* WHAT YOU ARE ASKED TO DO: Word for word, transcribe the lines below and drop the pictures.

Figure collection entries
>> begin
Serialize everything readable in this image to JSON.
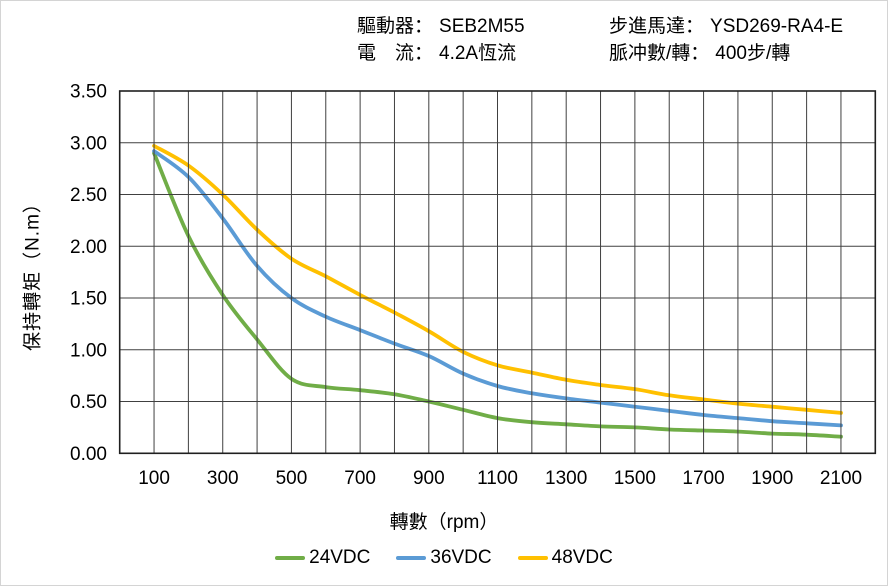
{
  "chart_data": {
    "type": "line",
    "title": "",
    "xlabel": "轉數（rpm）",
    "ylabel": "保持轉矩（N.m）",
    "annotations": [
      {
        "label": "驅動器：",
        "value": "SEB2M55"
      },
      {
        "label": "電　流：",
        "value": "4.2A恆流"
      },
      {
        "label": "步進馬達：",
        "value": "YSD269-RA4-E"
      },
      {
        "label": "脈冲數/轉：",
        "value": "400步/轉"
      }
    ],
    "x": [
      100,
      200,
      300,
      400,
      500,
      600,
      700,
      800,
      900,
      1000,
      1100,
      1200,
      1300,
      1400,
      1500,
      1600,
      1700,
      1800,
      1900,
      2000,
      2100
    ],
    "series": [
      {
        "name": "24VDC",
        "color": "#70AD47",
        "values": [
          2.9,
          2.1,
          1.53,
          1.1,
          0.72,
          0.64,
          0.61,
          0.57,
          0.5,
          0.42,
          0.34,
          0.3,
          0.28,
          0.26,
          0.25,
          0.23,
          0.22,
          0.21,
          0.19,
          0.18,
          0.16
        ]
      },
      {
        "name": "36VDC",
        "color": "#5B9BD5",
        "values": [
          2.92,
          2.67,
          2.27,
          1.81,
          1.5,
          1.32,
          1.19,
          1.06,
          0.94,
          0.77,
          0.65,
          0.58,
          0.53,
          0.49,
          0.45,
          0.41,
          0.37,
          0.34,
          0.31,
          0.29,
          0.27
        ]
      },
      {
        "name": "48VDC",
        "color": "#FFC000",
        "values": [
          2.97,
          2.78,
          2.5,
          2.16,
          1.88,
          1.71,
          1.53,
          1.36,
          1.18,
          0.98,
          0.85,
          0.78,
          0.71,
          0.66,
          0.62,
          0.56,
          0.52,
          0.48,
          0.45,
          0.42,
          0.39
        ]
      }
    ],
    "xlim": [
      0,
      2200
    ],
    "ylim": [
      0,
      3.5
    ],
    "x_tick_labels": [
      100,
      300,
      500,
      700,
      900,
      1100,
      1300,
      1500,
      1700,
      1900,
      2100
    ],
    "y_tick_labels": [
      "0.00",
      "0.50",
      "1.00",
      "1.50",
      "2.00",
      "2.50",
      "3.00",
      "3.50"
    ],
    "x_grid_step": 100,
    "y_grid_step": 0.5,
    "grid": true,
    "grid_on_top": true,
    "legend_position": "bottom",
    "colors": {
      "grid": "#404040",
      "border": "#1f1f1f",
      "text": "#000000",
      "background": "#ffffff"
    }
  }
}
>> end
* SOLUTION TO THE PROBLEM:
Serialize everything readable in this image to JSON.
{
  "chart_data": {
    "type": "line",
    "title": "",
    "xlabel": "轉數（rpm）",
    "ylabel": "保持轉矩（N.m）",
    "annotations": [
      {
        "label": "驅動器：",
        "value": "SEB2M55"
      },
      {
        "label": "電　流：",
        "value": "4.2A恆流"
      },
      {
        "label": "步進馬達：",
        "value": "YSD269-RA4-E"
      },
      {
        "label": "脈冲數/轉：",
        "value": "400步/轉"
      }
    ],
    "x": [
      100,
      200,
      300,
      400,
      500,
      600,
      700,
      800,
      900,
      1000,
      1100,
      1200,
      1300,
      1400,
      1500,
      1600,
      1700,
      1800,
      1900,
      2000,
      2100
    ],
    "series": [
      {
        "name": "24VDC",
        "color": "#70AD47",
        "values": [
          2.9,
          2.1,
          1.53,
          1.1,
          0.72,
          0.64,
          0.61,
          0.57,
          0.5,
          0.42,
          0.34,
          0.3,
          0.28,
          0.26,
          0.25,
          0.23,
          0.22,
          0.21,
          0.19,
          0.18,
          0.16
        ]
      },
      {
        "name": "36VDC",
        "color": "#5B9BD5",
        "values": [
          2.92,
          2.67,
          2.27,
          1.81,
          1.5,
          1.32,
          1.19,
          1.06,
          0.94,
          0.77,
          0.65,
          0.58,
          0.53,
          0.49,
          0.45,
          0.41,
          0.37,
          0.34,
          0.31,
          0.29,
          0.27
        ]
      },
      {
        "name": "48VDC",
        "color": "#FFC000",
        "values": [
          2.97,
          2.78,
          2.5,
          2.16,
          1.88,
          1.71,
          1.53,
          1.36,
          1.18,
          0.98,
          0.85,
          0.78,
          0.71,
          0.66,
          0.62,
          0.56,
          0.52,
          0.48,
          0.45,
          0.42,
          0.39
        ]
      }
    ],
    "xlim": [
      0,
      2200
    ],
    "ylim": [
      0,
      3.5
    ],
    "x_tick_labels": [
      100,
      300,
      500,
      700,
      900,
      1100,
      1300,
      1500,
      1700,
      1900,
      2100
    ],
    "y_tick_labels": [
      "0.00",
      "0.50",
      "1.00",
      "1.50",
      "2.00",
      "2.50",
      "3.00",
      "3.50"
    ],
    "x_grid_step": 100,
    "y_grid_step": 0.5,
    "grid": true,
    "grid_on_top": true,
    "legend_position": "bottom",
    "colors": {
      "grid": "#404040",
      "border": "#1f1f1f",
      "text": "#000000",
      "background": "#ffffff"
    }
  }
}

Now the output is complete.